— What you will do —
Copy out lines with the word "Простой" from the material that follows.

— Supplied information —
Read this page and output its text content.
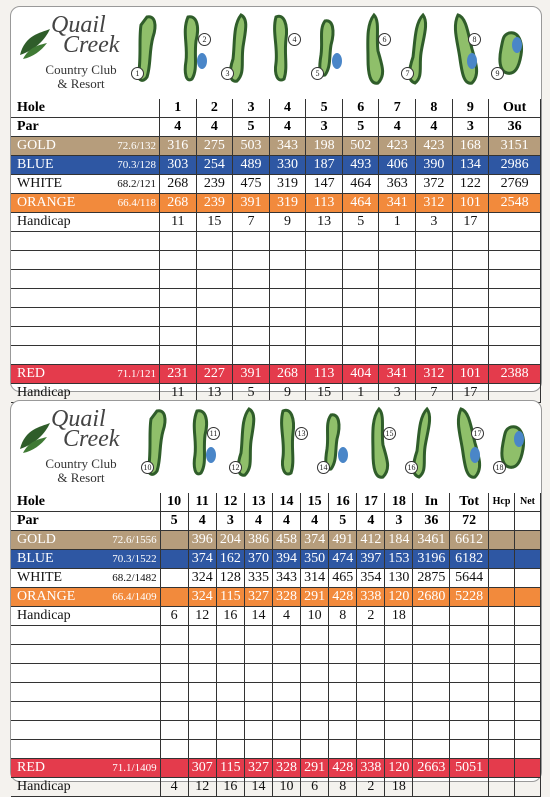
Quail
Creek
Country Club
& Resort
1
2
3
4
5
6
7
8
9
Hole	1	2	3	4	5	6	7	8	9	Out
Par	4	4	5	4	3	5	4	4	3	36
GOLD 72.6/132	316	275	503	343	198	502	423	423	168	3151
BLUE 70.3/128	303	254	489	330	187	493	406	390	134	2986
WHITE 68.2/121	268	239	475	319	147	464	363	372	122	2769
ORANGE 66.4/118	268	239	391	319	113	464	341	312	101	2548
Handicap	11	15	7	9	13	5	1	3	17	

RED 71.1/121	231	227	391	268	113	404	341	312	101	2388
Handicap	11	13	5	9	15	1	3	7	17	
Quail
Creek
Country Club
& Resort
10
11
12
13
14
15
16
17
18
Hole	10	11	12	13	14	15	16	17	18	In	Tot	Hcp	Net
Par	5	4	3	4	4	4	5	4	3	36	72		
GOLD 72.6/1556		396	204	386	458	374	491	412	184	3461	6612		
BLUE 70.3/1522		374	162	370	394	350	474	397	153	3196	6182		
WHITE 68.2/1482		324	128	335	343	314	465	354	130	2875	5644		
ORANGE 66.4/1409		324	115	327	328	291	428	338	120	2680	5228		
Handicap	6	12	16	14	4	10	8	2	18				

RED 71.1/1409		307	115	327	328	291	428	338	120	2663	5051		
Handicap	4	12	16	14	10	6	8	2	18				
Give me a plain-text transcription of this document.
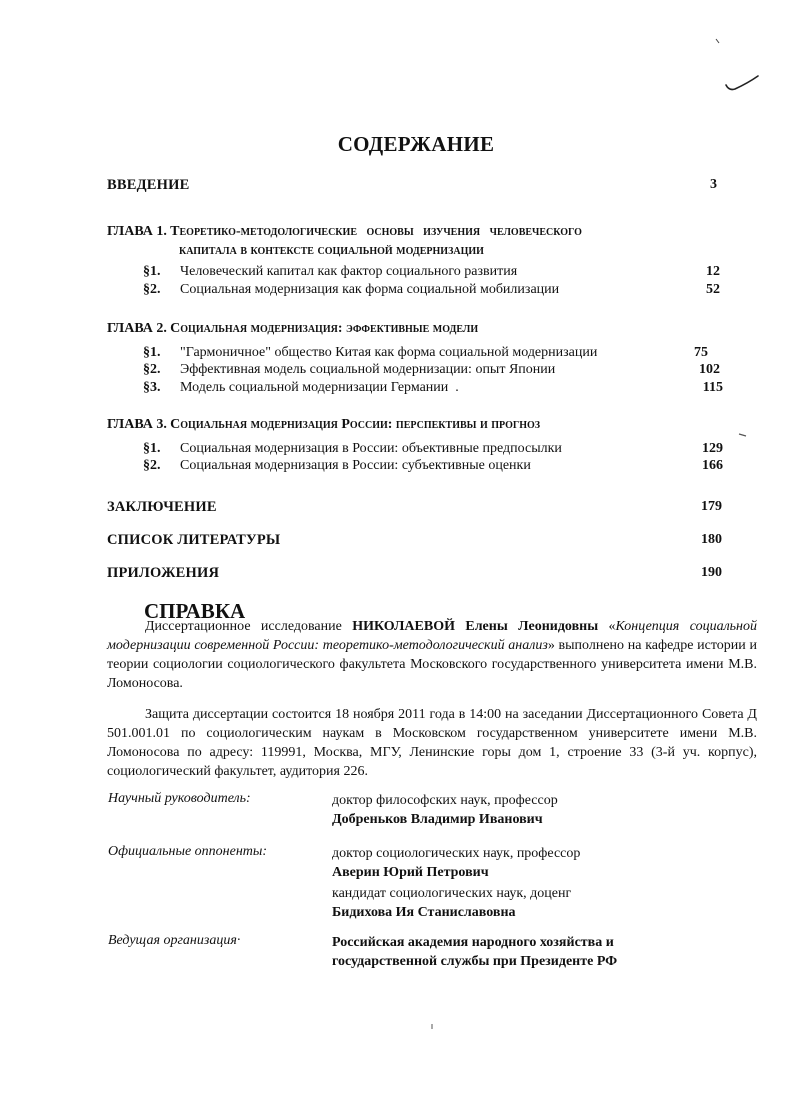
СОДЕРЖАНИЕ
ВВЕДЕНИЕ	3
ГЛАВА 1. Теоретико-методологические основы изучения человеческого
капитала в контексте социальной модернизации
§1. Человеческий капитал как фактор социального развития	12
§2. Социальная модернизация как форма социальной мобилизации	52
ГЛАВА 2. Социальная модернизация: эффективные модели
§1. "Гармоничное" общество Китая как форма социальной модернизации	75
§2. Эффективная модель социальной модернизации: опыт Японии	102
§3. Модель социальной модернизации Германии  .	115
ГЛАВА 3. Социальная модернизация России: перспективы и прогноз
§1. Социальная модернизация в России: объективные предпосылки	129
§2. Социальная модернизация в России: субъективные оценки	166
ЗАКЛЮЧЕНИЕ	179
СПИСОК ЛИТЕРАТУРЫ	180
ПРИЛОЖЕНИЯ	190
СПРАВКА

Диссертационное исследование НИКОЛАЕВОЙ Елены Леонидовны «Концепция социальной модернизации современной России: теоретико-методологический анализ» выполнено на кафедре истории и теории социологии социологического факультета Московского государственного университета имени М.В. Ломоносова.

Защита диссертации состоится 18 ноября 2011 года в 14:00 на заседании Диссертационного Совета Д 501.001.01 по социологическим наукам в Московском государственном университете имени М.В. Ломоносова по адресу: 119991, Москва, МГУ, Ленинские горы дом 1, строение 33 (3-й уч. корпус), социологический факультет, аудитория 226.

Научный руководитель:	доктор философских наук, профессор
Добреньков Владимир Иванович
Официальные оппоненты:	доктор социологических наук, профессор
Аверин Юрий Петрович
кандидат социологических наук, доценг
Бидихова Ия Станиславовна
Ведущая организация·	Российская академия народного хозяйства и
государственной службы при Президенте РФ
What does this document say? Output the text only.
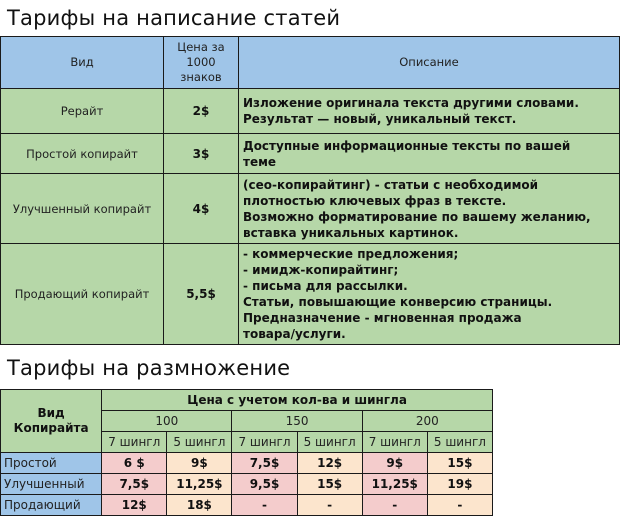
Тарифы на написание статей
Вид	Цена за
1000
знаков	Описание
Рерайт	2$	Изложение оригинала текста другими словами.
Результат — новый, уникальный текст.

Простой копирайт	3$	Доступные информационные тексты по вашей
теме

Улучшенный копирайт	4$	(сео-копирайтинг) - статьи с необходимой
плотностью ключевых фраз в тексте.
Возможно форматирование по вашему желанию,
вставка уникальных картинок.

Продающий копирайт	5,5$	
- коммерческие предложения;
- имидж-копирайтинг;
- письма для рассылки.
Статьи, повышающие конверсию страницы.
Предназначение - мгновенная продажа
товара/услуги.
Тарифы на размножение
Вид
Копирайта	Цена с учетом кол-ва и шингла					
	100		150		200	
	7 шингл	5 шингл	7 шингл	5 шингл	7 шингл	5 шингл
Простой	6 $	9$	7,5$	12$	9$	15$
Улучшенный	7,5$	11,25$	9,5$	15$	11,25$	19$
Продающий	12$	18$	-	-	-	-
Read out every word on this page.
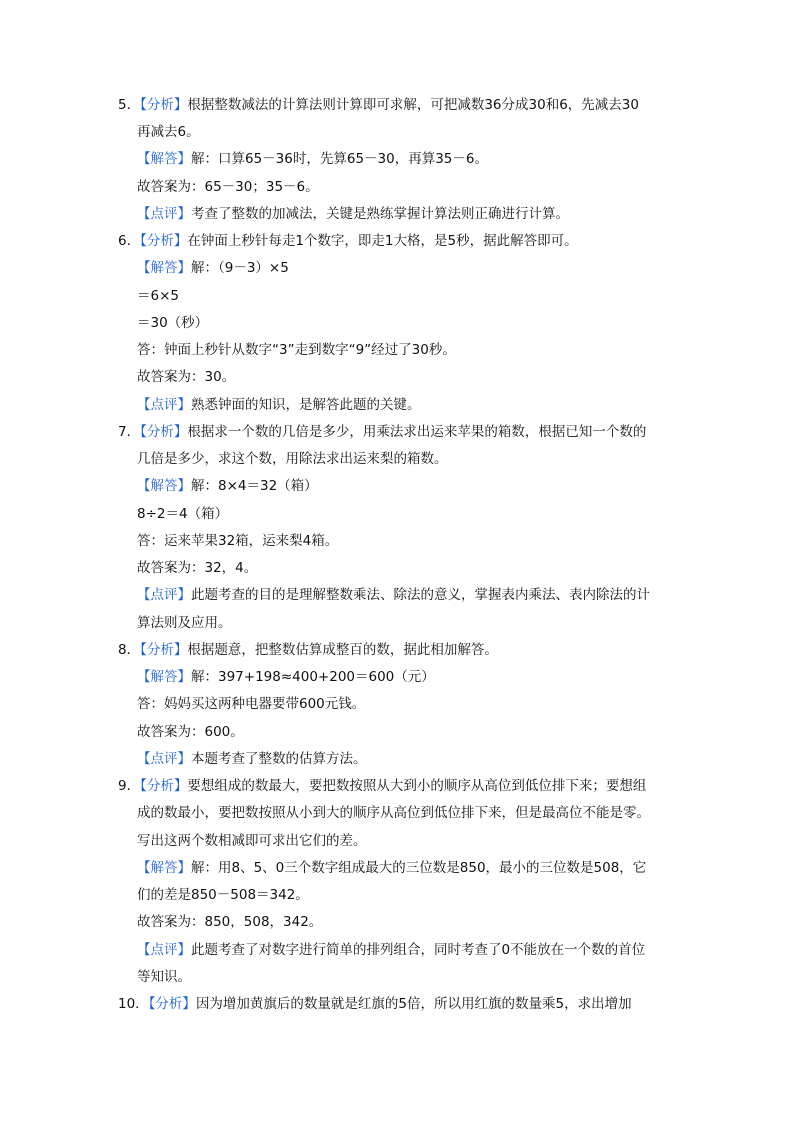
5．【分析】根据整数减法的计算法则计算即可求解，可把减数36分成30和6，先减去30
再减去6。
【解答】解：口算65－36时，先算65－30，再算35－6。
故答案为：65－30；35－6。
【点评】考查了整数的加减法，关键是熟练掌握计算法则正确进行计算。
6．【分析】在钟面上秒针每走1个数字，即走1大格，是5秒，据此解答即可。
【解答】解：（9－3）×5
＝6×5
＝30（秒）
答：钟面上秒针从数字“3”走到数字“9”经过了30秒。
故答案为：30。
【点评】熟悉钟面的知识，是解答此题的关键。
7．【分析】根据求一个数的几倍是多少，用乘法求出运来苹果的箱数，根据已知一个数的
几倍是多少，求这个数，用除法求出运来梨的箱数。
【解答】解：8×4＝32（箱）
8÷2＝4（箱）
答：运来苹果32箱，运来梨4箱。
故答案为：32，4。
【点评】此题考查的目的是理解整数乘法、除法的意义，掌握表内乘法、表内除法的计
算法则及应用。
8．【分析】根据题意，把整数估算成整百的数，据此相加解答。
【解答】解：397+198≈400+200＝600（元）
答：妈妈买这两种电器要带600元钱。
故答案为：600。
【点评】本题考查了整数的估算方法。
9．【分析】要想组成的数最大，要把数按照从大到小的顺序从高位到低位排下来；要想组
成的数最小，要把数按照从小到大的顺序从高位到低位排下来，但是最高位不能是零。
写出这两个数相减即可求出它们的差。
【解答】解：用8、5、0三个数字组成最大的三位数是850，最小的三位数是508，它
们的差是850－508＝342。
故答案为：850，508，342。
【点评】此题考查了对数字进行简单的排列组合，同时考查了0不能放在一个数的首位
等知识。
10．【分析】因为增加黄旗后的数量就是红旗的5倍，所以用红旗的数量乘5，求出增加
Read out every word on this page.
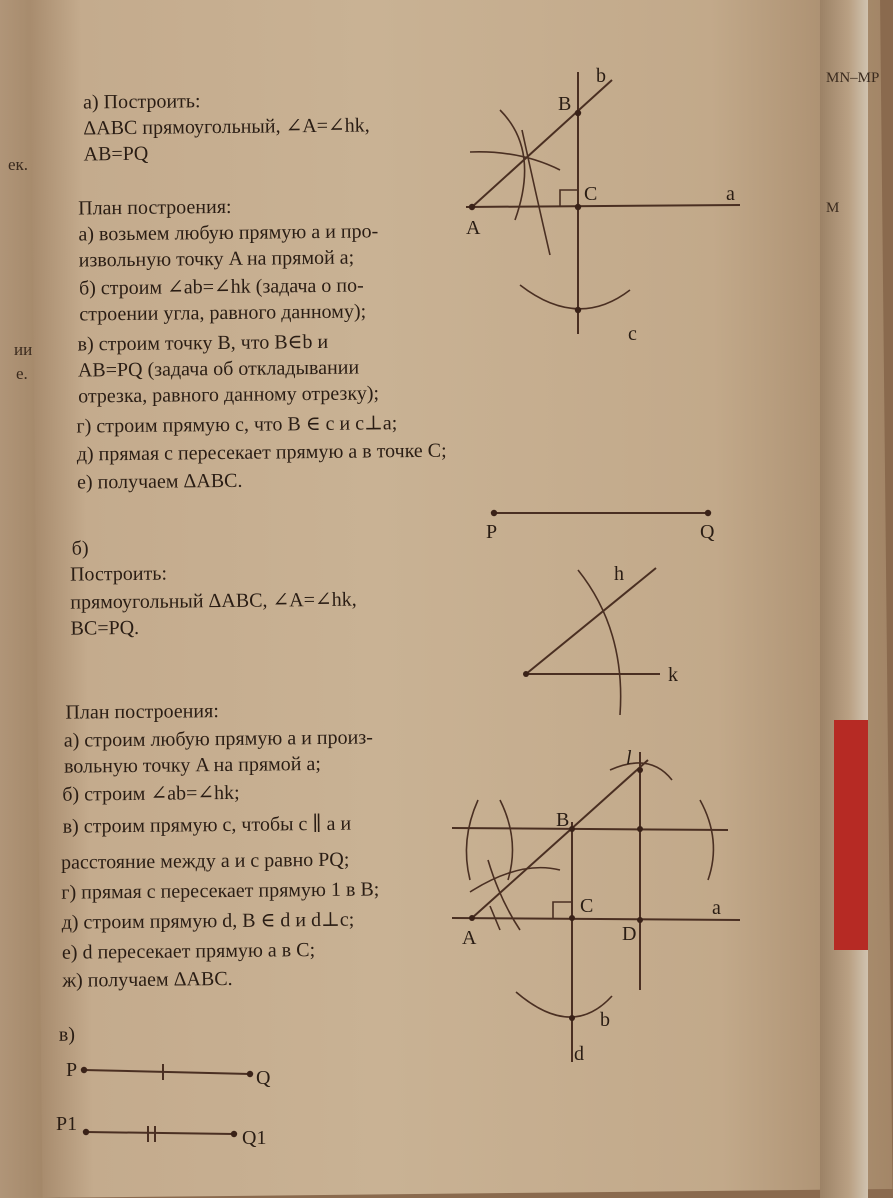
ек.
ии
е.
а) Построить:
ΔABC прямоугольный, ∠A=∠hk,
AB=PQ
План построения:
а) возьмем любую прямую a и про-
извольную точку A на прямой a;
б) строим ∠ab=∠hk (задача о по-
строении угла, равного данному);
в) строим точку B, что B∈b и
AB=PQ (задача об откладывании
отрезка, равного данному отрезку);
г) строим прямую c, что B ∈ c и c⊥a;
д) прямая c пересекает прямую a в точке C;
е) получаем ΔABC.
б)
Построить:
прямоугольный ΔABC, ∠A=∠hk,
BC=PQ.
План построения:
а) строим любую прямую a и произ-
вольную точку A на прямой a;
б) строим ∠ab=∠hk;
в) строим прямую c, чтобы c ∥ a и
расстояние между a и c равно PQ;
г) прямая c пересекает прямую 1 в B;
д) строим прямую d, B ∈ d и d⊥c;
е) d пересекает прямую a в C;
ж) получаем ΔABC.
в)
MN–MP
M
b
B
C	a
A
c
P	Q
h
k
l
B
C	a
A	D
b
d
P	Q
P1
Q1
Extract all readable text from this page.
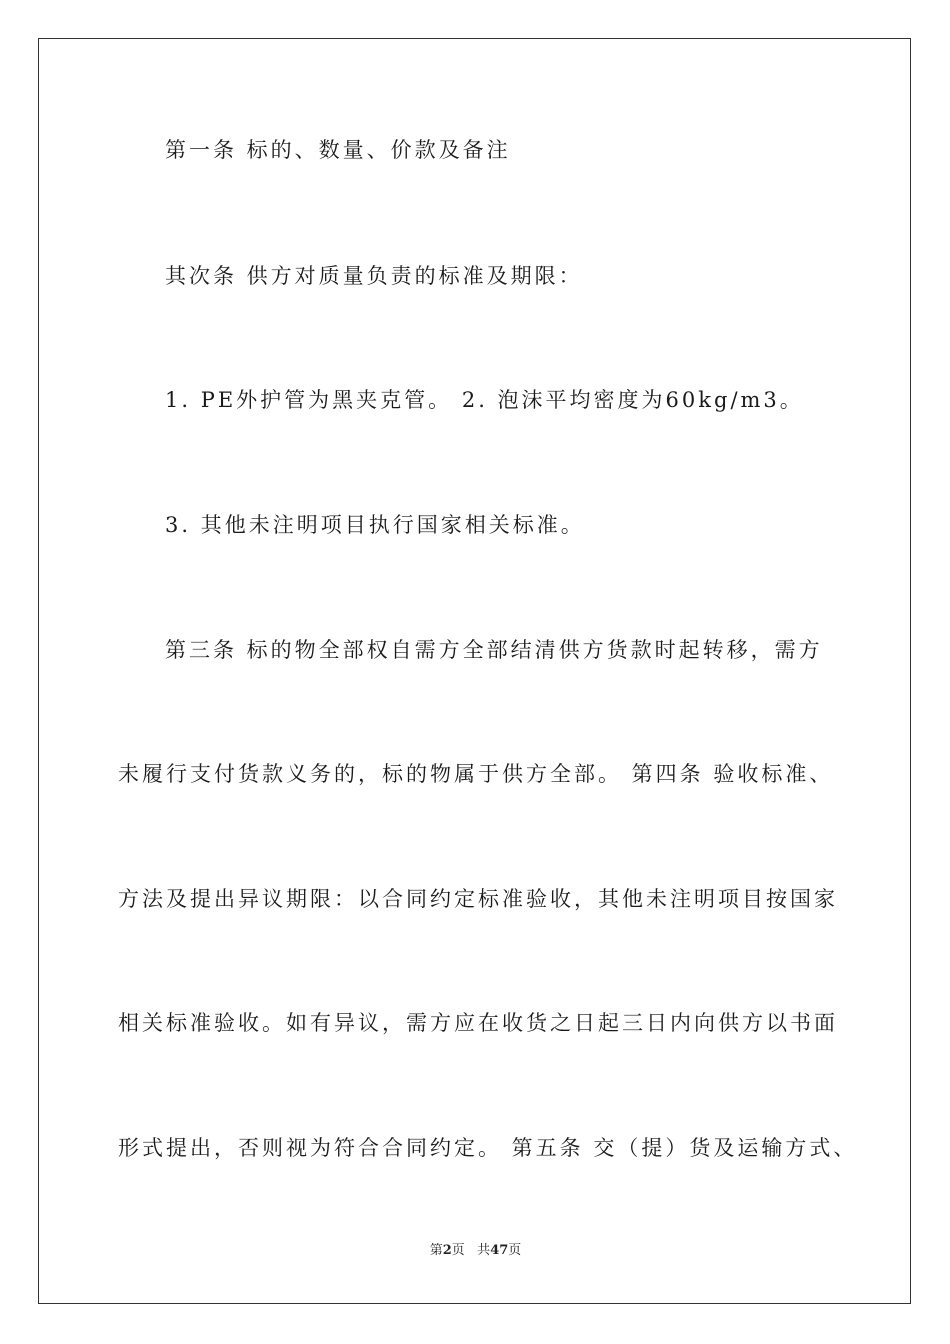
第一条 标的、数量、价款及备注
其次条 供方对质量负责的标准及期限：
1. PE外护管为黑夹克管。 2. 泡沫平均密度为60kg/m3。
3. 其他未注明项目执行国家相关标准。
第三条 标的物全部权自需方全部结清供方货款时起转移，需方
未履行支付货款义务的，标的物属于供方全部。 第四条 验收标准、
方法及提出异议期限：以合同约定标准验收，其他未注明项目按国家
相关标准验收。如有异议，需方应在收货之日起三日内向供方以书面
形式提出，否则视为符合合同约定。 第五条 交（提）货及运输方式、
第2页 共47页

— Exercise answer —
Простой копирайт	3$	Доступные информационные тексты по вашей
Простой	6 $	9$	7,5$	12$	9$	15$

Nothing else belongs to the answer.